TASK REQUIREMENTS:
In the records that follow, locate every line with "agreed" and extract it.

MATERIAL FOR THE TASK:
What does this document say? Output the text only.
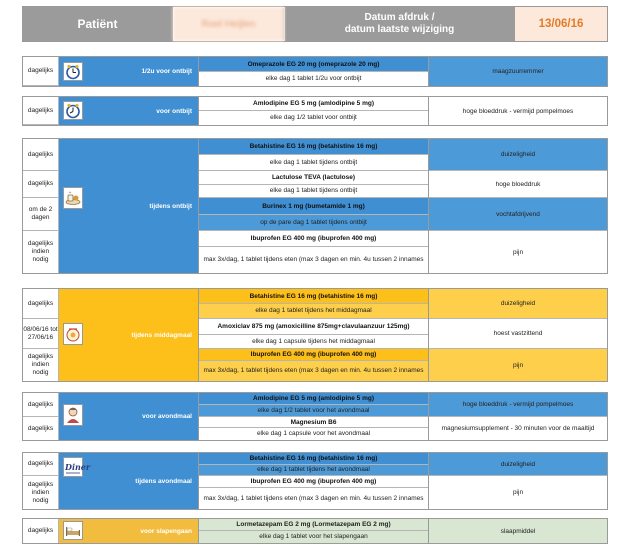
Patiënt	Roel Heijlen
Datum afdruk /
datum laatste wijziging	13/06/16
1/2u voor ontbijt
dagelijks
Omeprazole EG 20 mg (omeprazole 20 mg)
elke dag 1 tablet 1/2u voor ontbijt
maagzuurremmer
voor ontbijt
dagelijks
Amlodipine EG 5 mg (amlodipine 5 mg)
elke dag 1/2 tablet voor ontbijt
hoge bloeddruk - vermijd pompelmoes
tijdens ontbijt
dagelijks
Betahistine EG 16 mg (betahistine 16 mg)
elke dag 1 tablet tijdens ontbijt
duizeligheid
dagelijks
Lactulose TEVA (lactulose)
elke dag 1 tablet tijdens ontbijt
hoge bloeddruk
om de 2 dagen
Burinex 1 mg (bumetamide 1 mg)
op de pare dag 1 tablet tijdens ontbijt
vochtafdrijvend
dagelijks indien nodig
Ibuprofen EG 400 mg (ibuprofen 400 mg)
max 3x/dag, 1 tablet tijdens eten (max 3 dagen en min. 4u tussen 2 innames
pijn
tijdens middagmaal
dagelijks
Betahistine EG 16 mg (betahistine 16 mg)
elke dag 1 tablet tijdens het middagmaal
duizeligheid
08/06/16 tot 27/06/16
Amoxiclav 875 mg (amoxicilline 875mg+clavulaanzuur 125mg)
elke dag 1 capsule tijdens het middagmaal
hoest vastzittend
dagelijks indien nodig
Ibuprofen EG 400 mg (ibuprofen 400 mg)
max 3x/dag, 1 tablet tijdens eten (max 3 dagen en min. 4u tussen 2 innames
pijn
voor avondmaal
dagelijks
Amlodipine EG 5 mg (amlodipine 5 mg)
elke dag 1/2 tablet voor het avondmaal
hoge bloeddruk - vermijd pompelmoes
dagelijks
Magnesium B6
elke dag 1 capsule voor het avondmaal
magnesiumsupplement - 30 minuten voor de maaltijd
Diner
tijdens avondmaal
dagelijks
Betahistine EG 16 mg (betahistine 16 mg)
elke dag 1 tablet tijdens het avondmaal
duizeligheid
dagelijks indien nodig
Ibuprofen EG 400 mg (ibuprofen 400 mg)
max 3x/dag, 1 tablet tijdens eten (max 3 dagen en min. 4u tussen 2 innames
pijn
voor slapengaan
dagelijks
Lormetazepam EG 2 mg (Lormetazepam EG 2 mg)
elke dag 1 tablet voor het slapengaan
slaapmiddel
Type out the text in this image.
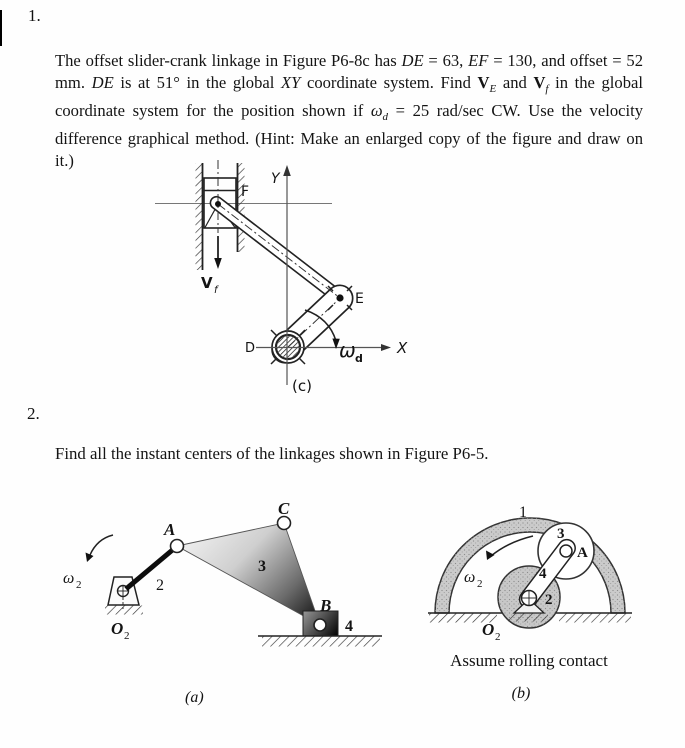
1.

The offset slider-crank linkage in Figure P6-8c has DE = 63, EF = 130, and offset = 52 mm. DE is at 51° in the global XY coordinate system. Find $V_E$ and $V_f$ in the global coordinate system for the position shown if $\omega_d = 25$ rad/sec CW. Use the velocity difference graphical method. (Hint: Make an enlarged copy of the figure and draw on it.)

Y
X
F
E
D
V f
ω d
(c)
2.

Find all the instant centers of the linkages shown in Figure P6-5.

A
C
B
2
3
4
ω 2
O 2
(a)
1
3
A
4
2
ω 2
O 2
Assume rolling contact
(b)
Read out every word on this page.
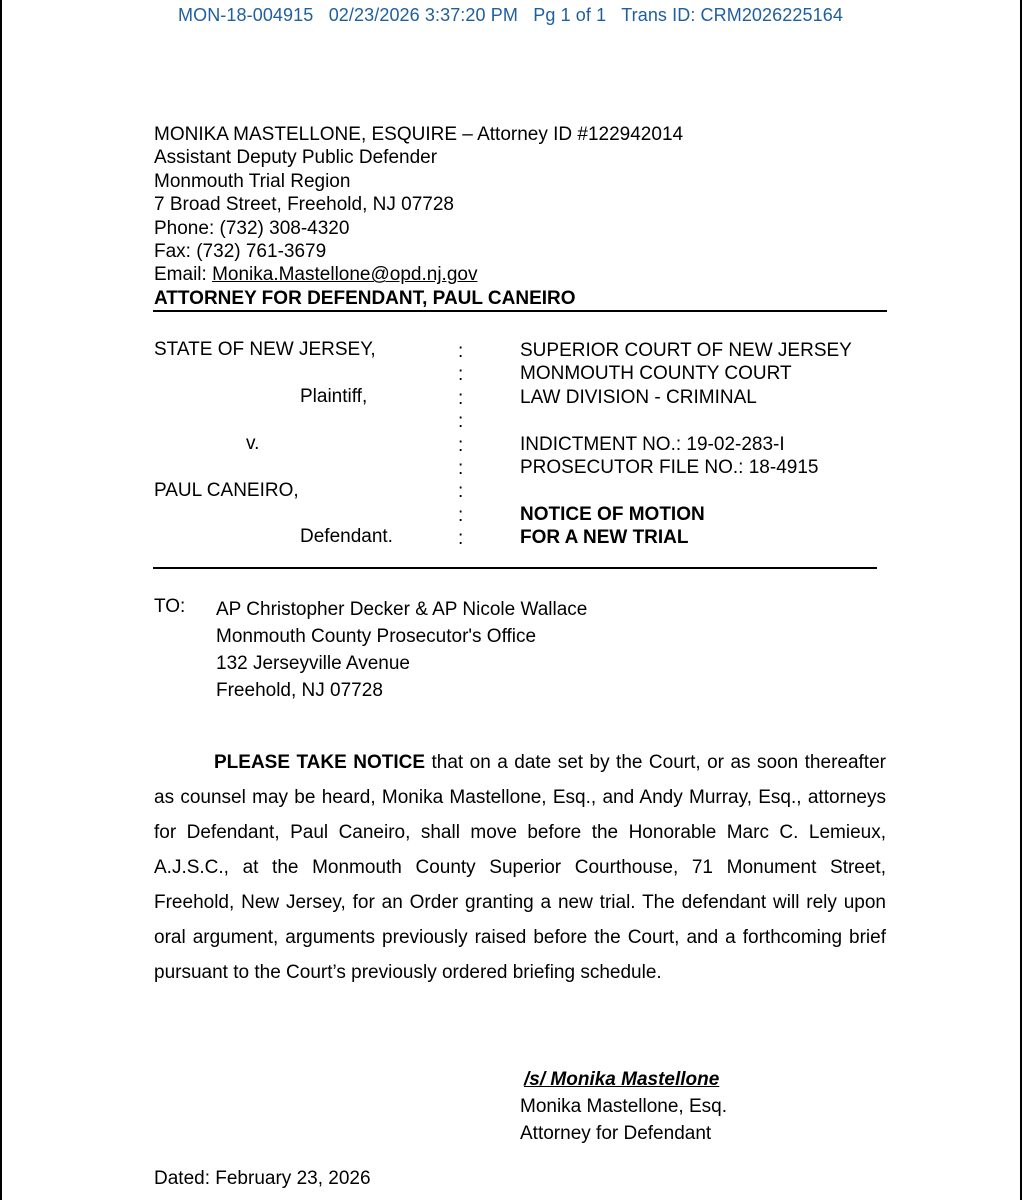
MON-18-004915 02/23/2026 3:37:20 PM Pg 1 of 1 Trans ID: CRM2026225164
MONIKA MASTELLONE, ESQUIRE – Attorney ID #122942014
Assistant Deputy Public Defender
Monmouth Trial Region
7 Broad Street, Freehold, NJ 07728
Phone: (732) 308-4320
Fax: (732) 761-3679
Email: Monika.Mastellone@opd.nj.gov
ATTORNEY FOR DEFENDANT, PAUL CANEIRO
STATE OF NEW JERSEY,
Plaintiff,
v.
PAUL CANEIRO,
Defendant.
:
:
:
:
:
:
:
:
:
SUPERIOR COURT OF NEW JERSEY
MONMOUTH COUNTY COURT
LAW DIVISION - CRIMINAL
INDICTMENT NO.: 19-02-283-I
PROSECUTOR FILE NO.: 18-4915
NOTICE OF MOTION
FOR A NEW TRIAL
TO: AP Christopher Decker & AP Nicole Wallace
Monmouth County Prosecutor's Office
132 Jerseyville Avenue
Freehold, NJ 07728
PLEASE TAKE NOTICE that on a date set by the Court, or as soon thereafter as counsel may be heard, Monika Mastellone, Esq., and Andy Murray, Esq., attorneys for Defendant, Paul Caneiro, shall move before the Honorable Marc C. Lemieux, A.J.S.C., at the Monmouth County Superior Courthouse, 71 Monument Street, Freehold, New Jersey, for an Order granting a new trial. The defendant will rely upon oral argument, arguments previously raised before the Court, and a forthcoming brief pursuant to the Court’s previously ordered briefing schedule.
/s/ Monika Mastellone
Monika Mastellone, Esq.
Attorney for Defendant
Dated: February 23, 2026
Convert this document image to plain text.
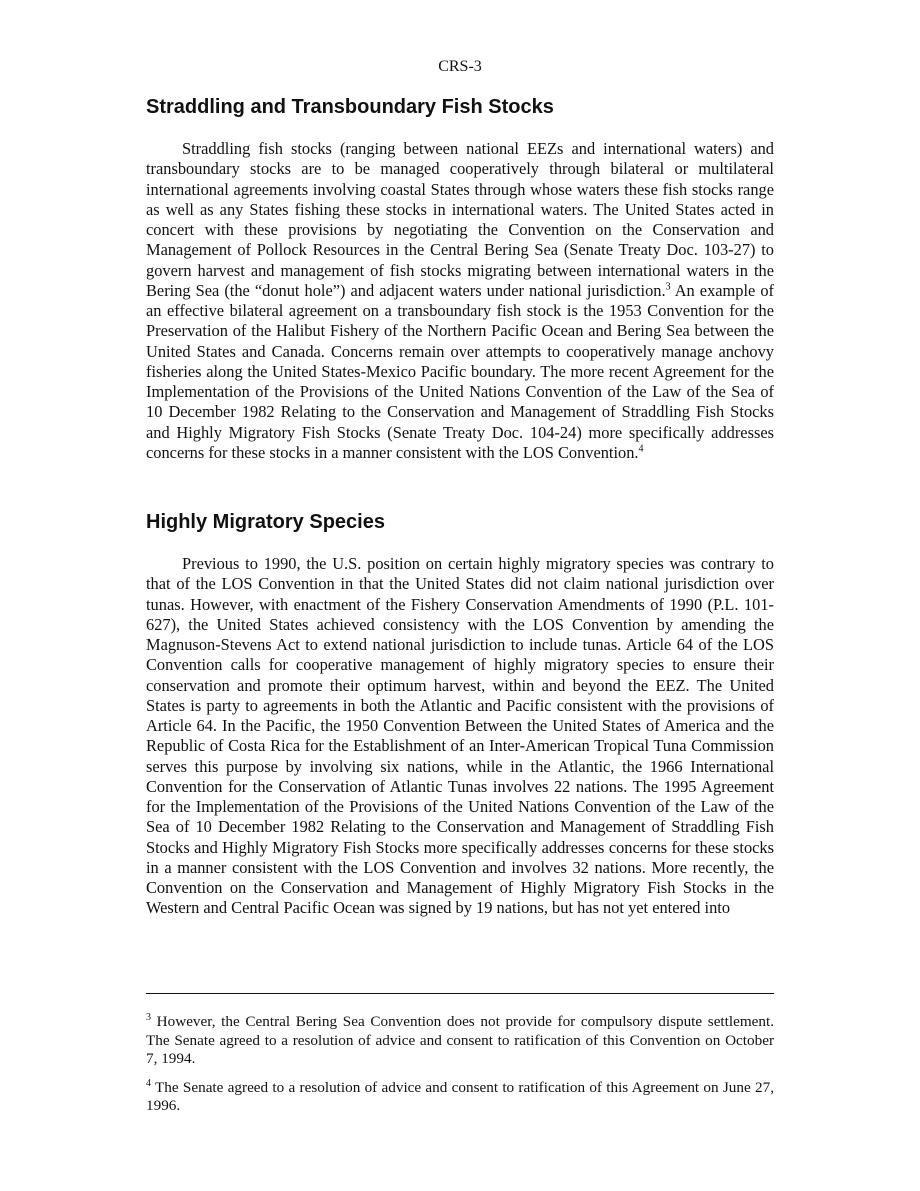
CRS-3
Straddling and Transboundary Fish Stocks

Straddling fish stocks (ranging between national EEZs and international waters) and transboundary stocks are to be managed cooperatively through bilateral or multilateral international agreements involving coastal States through whose waters these fish stocks range as well as any States fishing these stocks in international waters. The United States acted in concert with these provisions by negotiating the Convention on the Conservation and Management of Pollock Resources in the Central Bering Sea (Senate Treaty Doc. 103-27) to govern harvest and management of fish stocks migrating between international waters in the Bering Sea (the “donut hole”) and adjacent waters under national jurisdiction.$^3$ An example of an effective bilateral agreement on a transboundary fish stock is the 1953 Convention for the Preservation of the Halibut Fishery of the Northern Pacific Ocean and Bering Sea between the United States and Canada. Concerns remain over attempts to cooperatively manage anchovy fisheries along the United States-Mexico Pacific boundary. The more recent Agreement for the Implementation of the Provisions of the United Nations Convention of the Law of the Sea of 10 December 1982 Relating to the Conservation and Management of Straddling Fish Stocks and Highly Migratory Fish Stocks (Senate Treaty Doc. 104-24) more specifically addresses concerns for these stocks in a manner consistent with the LOS Convention.$^4$

Highly Migratory Species

Previous to 1990, the U.S. position on certain highly migratory species was contrary to that of the LOS Convention in that the United States did not claim national jurisdiction over tunas. However, with enactment of the Fishery Conservation Amendments of 1990 (P.L. 101-627), the United States achieved consistency with the LOS Convention by amending the Magnuson-Stevens Act to extend national jurisdiction to include tunas. Article 64 of the LOS Convention calls for cooperative management of highly migratory species to ensure their conservation and promote their optimum harvest, within and beyond the EEZ. The United States is party to agreements in both the Atlantic and Pacific consistent with the provisions of Article 64. In the Pacific, the 1950 Convention Between the United States of America and the Republic of Costa Rica for the Establishment of an Inter-American Tropical Tuna Commission serves this purpose by involving six nations, while in the Atlantic, the 1966 International Convention for the Conservation of Atlantic Tunas involves 22 nations. The 1995 Agreement for the Implementation of the Provisions of the United Nations Convention of the Law of the Sea of 10 December 1982 Relating to the Conservation and Management of Straddling Fish Stocks and Highly Migratory Fish Stocks more specifically addresses concerns for these stocks in a manner consistent with the LOS Convention and involves 32 nations. More recently, the Convention on the Conservation and Management of Highly Migratory Fish Stocks in the Western and Central Pacific Ocean was signed by 19 nations, but has not yet entered into

$^3$ However, the Central Bering Sea Convention does not provide for compulsory dispute settlement. The Senate agreed to a resolution of advice and consent to ratification of this Convention on October 7, 1994.

$^4$ The Senate agreed to a resolution of advice and consent to ratification of this Agreement on June 27, 1996.
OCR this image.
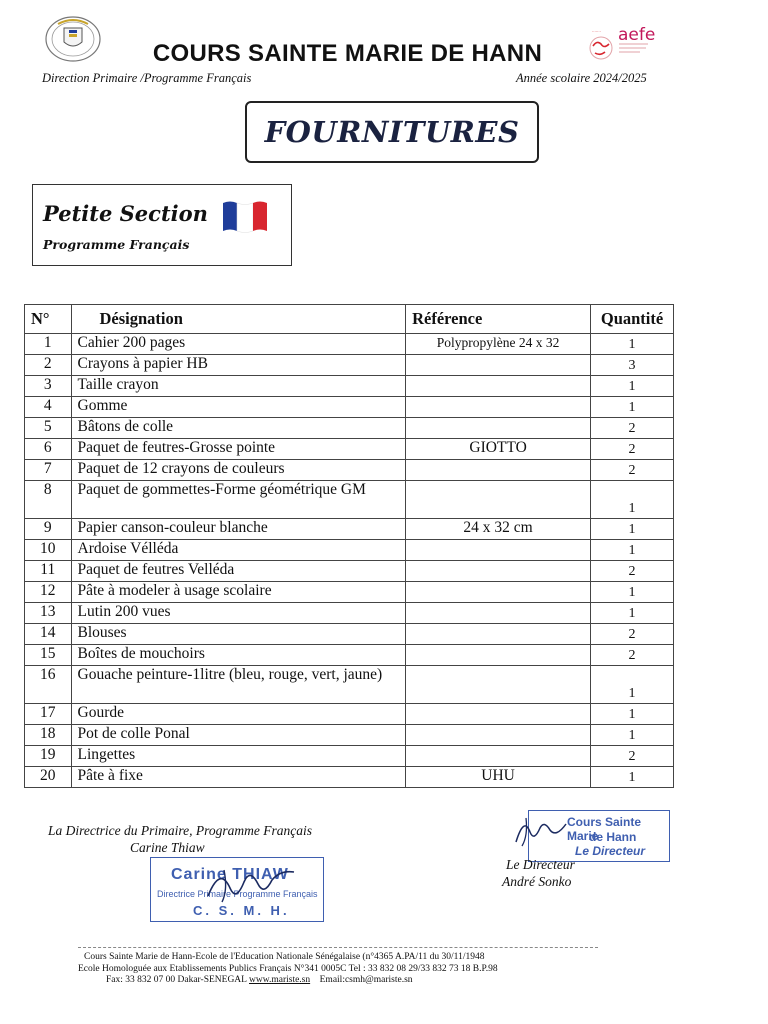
COURS SAINTE MARIE DE HANN
Direction Primaire /Programme Français	Année scolaire 2024/2025
....... aefe
FOURNITURES
Petite Section
Programme Français
N°	Désignation	Référence	Quantité
1	Cahier 200 pages	Polypropylène 24 x 32	1
2	Crayons à papier HB		3
3	Taille crayon		1
4	Gomme		1
5	Bâtons de colle		2
6	Paquet de feutres-Grosse pointe	GIOTTO	2
7	Paquet de 12 crayons de couleurs		2
8	Paquet de gommettes-Forme géométrique GM		1
9	Papier canson-couleur blanche	24 x 32 cm	1
10	Ardoise Vélléda		1
11	Paquet de feutres Velléda		2
12	Pâte à modeler à usage scolaire		1
13	Lutin 200 vues		1
14	Blouses		2
15	Boîtes de mouchoirs		2
16	Gouache peinture-1litre (bleu, rouge, vert, jaune)		1
17	Gourde		1
18	Pot de colle Ponal		1
19	Lingettes		2
20	Pâte à fixe	UHU	1
La Directrice du Primaire, Programme Français
Carine Thiaw
Carine THIAW
Directrice Primaire Programme Français
C. S. M. H.
Cours Sainte Marie
de Hann
Le Directeur
Le Directeur
André Sonko
Cours Sainte Marie de Hann-Ecole de l'Education Nationale Sénégalaise (n°4365 A.PA/11 du 30/11/1948
Ecole Homologuée aux Etablissements Publics Français N°341 0005C Tel : 33 832 08 29/33 832 73 18 B.P.98
Fax: 33 832 07 00 Dakar-SENEGAL www.mariste.sn Email:csmh@mariste.sn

WRITTEN RESPONSE:
$^3$ However, the Central Bering Sea Convention does not provide for compulsory dispute settlement. The Senate agreed to a resolution of advice and consent to ratification of this Convention on October 7, 1994.
$^4$ The Senate agreed to a resolution of advice and consent to ratification of this Agreement on June 27, 1996.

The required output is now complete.